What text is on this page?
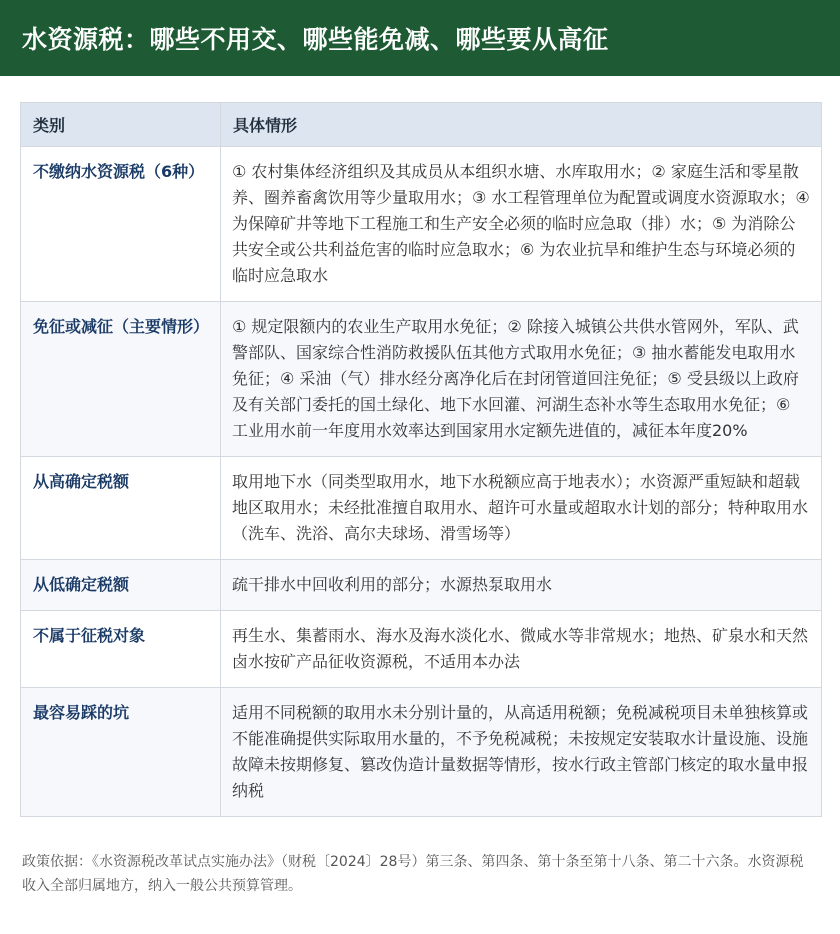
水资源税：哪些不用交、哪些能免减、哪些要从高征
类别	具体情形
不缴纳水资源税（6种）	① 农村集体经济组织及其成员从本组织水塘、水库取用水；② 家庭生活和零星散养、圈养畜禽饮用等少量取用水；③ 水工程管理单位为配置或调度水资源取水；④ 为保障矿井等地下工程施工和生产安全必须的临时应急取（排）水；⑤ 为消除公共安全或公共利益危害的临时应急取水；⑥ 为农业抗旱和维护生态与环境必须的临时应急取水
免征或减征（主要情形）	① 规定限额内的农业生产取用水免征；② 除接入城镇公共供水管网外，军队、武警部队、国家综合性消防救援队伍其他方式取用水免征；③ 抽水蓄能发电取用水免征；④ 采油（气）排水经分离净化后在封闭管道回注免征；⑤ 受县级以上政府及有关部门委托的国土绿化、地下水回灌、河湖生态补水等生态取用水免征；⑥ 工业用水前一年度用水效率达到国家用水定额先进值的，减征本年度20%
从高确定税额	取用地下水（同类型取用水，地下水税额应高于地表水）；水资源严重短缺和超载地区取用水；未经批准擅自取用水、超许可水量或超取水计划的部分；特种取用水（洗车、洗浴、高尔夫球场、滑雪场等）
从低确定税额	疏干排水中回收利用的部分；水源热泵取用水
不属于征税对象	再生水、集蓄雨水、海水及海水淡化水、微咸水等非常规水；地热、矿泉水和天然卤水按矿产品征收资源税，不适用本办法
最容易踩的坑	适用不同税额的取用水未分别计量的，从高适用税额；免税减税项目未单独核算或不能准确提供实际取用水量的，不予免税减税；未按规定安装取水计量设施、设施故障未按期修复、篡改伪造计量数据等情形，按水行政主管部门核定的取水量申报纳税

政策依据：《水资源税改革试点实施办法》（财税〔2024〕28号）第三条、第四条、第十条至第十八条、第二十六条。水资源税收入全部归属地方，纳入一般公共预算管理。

----

= Task objective =
Exclude all images and restate the records above word for word.

= Written reply =
What text is on this page?
水资源税：哪些不用交、哪些能免减、哪些要从高征
类别	具体情形
不缴纳水资源税（6种）	① 农村集体经济组织及其成员从本组织水塘、水库取用水；② 家庭生活和零星散养、圈养畜禽饮用等少量取用水；③ 水工程管理单位为配置或调度水资源取水；④ 为保障矿井等地下工程施工和生产安全必须的临时应急取（排）水；⑤ 为消除公共安全或公共利益危害的临时应急取水；⑥ 为农业抗旱和维护生态与环境必须的临时应急取水
免征或减征（主要情形）	① 规定限额内的农业生产取用水免征；② 除接入城镇公共供水管网外，军队、武警部队、国家综合性消防救援队伍其他方式取用水免征；③ 抽水蓄能发电取用水免征；④ 采油（气）排水经分离净化后在封闭管道回注免征；⑤ 受县级以上政府及有关部门委托的国土绿化、地下水回灌、河湖生态补水等生态取用水免征；⑥ 工业用水前一年度用水效率达到国家用水定额先进值的，减征本年度20%
从高确定税额	取用地下水（同类型取用水，地下水税额应高于地表水）；水资源严重短缺和超载地区取用水；未经批准擅自取用水、超许可水量或超取水计划的部分；特种取用水（洗车、洗浴、高尔夫球场、滑雪场等）
从低确定税额	疏干排水中回收利用的部分；水源热泵取用水
不属于征税对象	再生水、集蓄雨水、海水及海水淡化水、微咸水等非常规水；地热、矿泉水和天然卤水按矿产品征收资源税，不适用本办法
最容易踩的坑	适用不同税额的取用水未分别计量的，从高适用税额；免税减税项目未单独核算或不能准确提供实际取用水量的，不予免税减税；未按规定安装取水计量设施、设施故障未按期修复、篡改伪造计量数据等情形，按水行政主管部门核定的取水量申报纳税

政策依据：《水资源税改革试点实施办法》（财税〔2024〕28号）第三条、第四条、第十条至第十八条、第二十六条。水资源税收入全部归属地方，纳入一般公共预算管理。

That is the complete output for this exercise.